» **Exercise task**: All of the records listed below should be retyped exactly.

» **Input material**:

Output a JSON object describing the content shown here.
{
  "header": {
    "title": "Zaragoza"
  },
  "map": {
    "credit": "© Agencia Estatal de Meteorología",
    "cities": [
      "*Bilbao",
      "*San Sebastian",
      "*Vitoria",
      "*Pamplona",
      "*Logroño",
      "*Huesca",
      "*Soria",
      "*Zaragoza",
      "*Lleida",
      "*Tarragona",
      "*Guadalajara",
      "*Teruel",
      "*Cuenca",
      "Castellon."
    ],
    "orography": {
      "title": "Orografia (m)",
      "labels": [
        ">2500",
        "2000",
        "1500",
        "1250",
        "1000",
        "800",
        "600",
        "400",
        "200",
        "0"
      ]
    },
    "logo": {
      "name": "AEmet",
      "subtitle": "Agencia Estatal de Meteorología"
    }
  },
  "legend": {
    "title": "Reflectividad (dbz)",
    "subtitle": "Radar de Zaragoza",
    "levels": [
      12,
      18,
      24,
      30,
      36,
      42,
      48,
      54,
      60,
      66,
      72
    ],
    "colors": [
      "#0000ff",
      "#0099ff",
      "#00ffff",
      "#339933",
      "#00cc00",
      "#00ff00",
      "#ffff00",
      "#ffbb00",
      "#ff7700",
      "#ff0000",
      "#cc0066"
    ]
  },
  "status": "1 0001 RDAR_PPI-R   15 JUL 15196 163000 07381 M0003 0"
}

» **Finished exercise**:
Output a JSON object describing the content shown here.
{
  "header": {
    "title": "Zaragoza"
  },
  "map": {
    "credit": "© Agencia Estatal de Meteorología",
    "cities": [
      "*Bilbao",
      "*San Sebastian",
      "*Vitoria",
      "*Pamplona",
      "*Logroño",
      "*Huesca",
      "*Soria",
      "*Zaragoza",
      "*Lleida",
      "*Tarragona",
      "*Guadalajara",
      "*Teruel",
      "*Cuenca",
      "Castellon."
    ],
    "orography": {
      "title": "Orografia (m)",
      "labels": [
        ">2500",
        "2000",
        "1500",
        "1250",
        "1000",
        "800",
        "600",
        "400",
        "200",
        "0"
      ]
    },
    "logo": {
      "name": "AEmet",
      "subtitle": "Agencia Estatal de Meteorología"
    }
  },
  "legend": {
    "title": "Reflectividad (dbz)",
    "subtitle": "Radar de Zaragoza",
    "levels": [
      12,
      18,
      24,
      30,
      36,
      42,
      48,
      54,
      60,
      66,
      72
    ],
    "colors": [
      "#0000ff",
      "#0099ff",
      "#00ffff",
      "#339933",
      "#00cc00",
      "#00ff00",
      "#ffff00",
      "#ffbb00",
      "#ff7700",
      "#ff0000",
      "#cc0066"
    ]
  },
  "status": "1 0001 RDAR_PPI-R   15 JUL 15196 163000 07381 M0003 0"
}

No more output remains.